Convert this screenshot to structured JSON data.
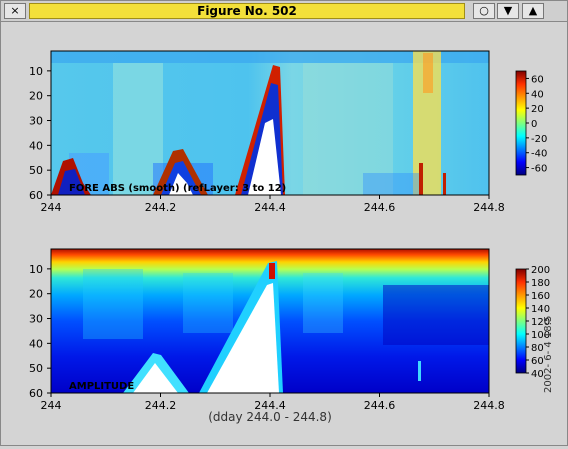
{
  "window": {
    "title": "Figure No. 502",
    "buttons": {
      "close": "×",
      "iconify": "○",
      "lower": "▼",
      "raise": "▲"
    }
  },
  "chart_data": [
    {
      "type": "heatmap",
      "title": "",
      "annotation": "FORE ABS (smooth) (refLayer: 3 to 12)",
      "xticks": [
        "244",
        "244.2",
        "244.4",
        "244.6",
        "244.8"
      ],
      "xlim": [
        244.0,
        244.8
      ],
      "yticks": [
        "10",
        "20",
        "30",
        "40",
        "50",
        "60"
      ],
      "ylim": [
        60,
        2
      ],
      "colorbar_ticks": [
        "60",
        "40",
        "20",
        "0",
        "-20",
        "-40",
        "-60"
      ],
      "colorbar_range": [
        -70,
        70
      ],
      "colormap": [
        "#00007f",
        "#0000ff",
        "#00bfff",
        "#7fffff",
        "#ffff00",
        "#ff7f00",
        "#7f0000"
      ]
    },
    {
      "type": "heatmap",
      "title": "",
      "annotation": "AMPLITUDE",
      "xticks": [
        "244",
        "244.2",
        "244.4",
        "244.6",
        "244.8"
      ],
      "xlim": [
        244.0,
        244.8
      ],
      "yticks": [
        "10",
        "20",
        "30",
        "40",
        "50",
        "60"
      ],
      "ylim": [
        60,
        2
      ],
      "colorbar_ticks": [
        "200",
        "180",
        "160",
        "140",
        "120",
        "100",
        "80",
        "60",
        "40"
      ],
      "colorbar_range": [
        40,
        200
      ],
      "xlabel": "(dday 244.0 - 244.8)",
      "timestamp": "2002- 6- 4 18:5",
      "colormap": [
        "#00007f",
        "#0000ff",
        "#00bfff",
        "#7fffff",
        "#ffff00",
        "#ff7f00",
        "#7f0000"
      ]
    }
  ]
}
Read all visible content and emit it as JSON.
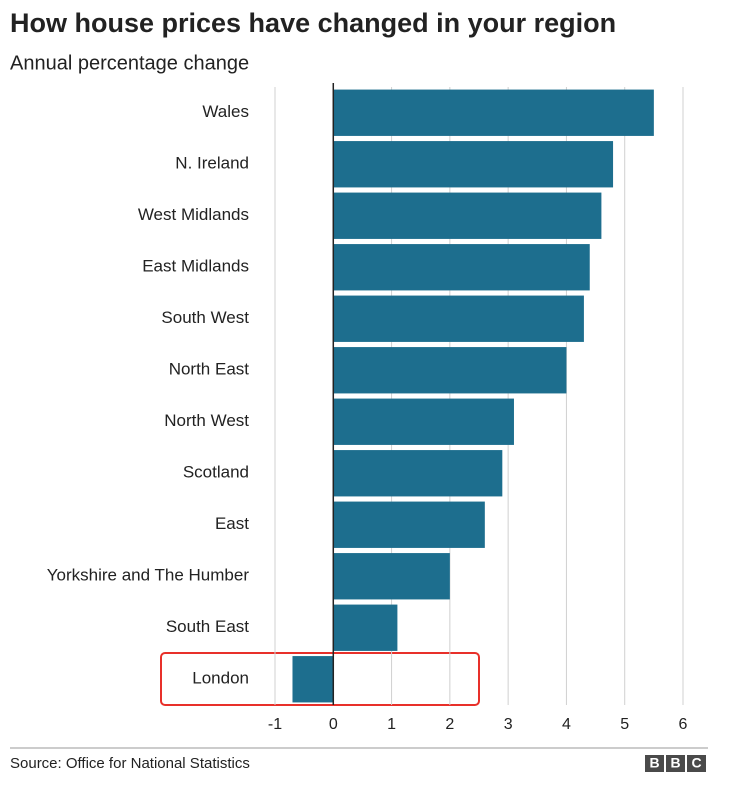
{
  "chart_data": {
    "type": "hbar",
    "title": "How house prices have changed in your region",
    "subtitle": "Annual percentage change",
    "categories": [
      "Wales",
      "N. Ireland",
      "West Midlands",
      "East Midlands",
      "South West",
      "North East",
      "North West",
      "Scotland",
      "East",
      "Yorkshire and The Humber",
      "South East",
      "London"
    ],
    "values": [
      5.5,
      4.8,
      4.6,
      4.4,
      4.3,
      4.0,
      3.1,
      2.9,
      2.6,
      2.0,
      1.1,
      -0.7
    ],
    "color": "#1d6e8e",
    "xlim": [
      -1,
      6
    ],
    "xticks": [
      -1,
      0,
      1,
      2,
      3,
      4,
      5,
      6
    ],
    "grid": true,
    "source": "Source: Office for National Statistics",
    "logo": [
      "B",
      "B",
      "C"
    ]
  }
}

---

▶ **Short exercise**
Look through the data above. Each line containing the word "annotation" needs to be copied.

▶ **Answer for this exercise**
      "annotation": "FORE ABS (smooth) (refLayer: 3 to 12)",
      "annotation": "AMPLITUDE",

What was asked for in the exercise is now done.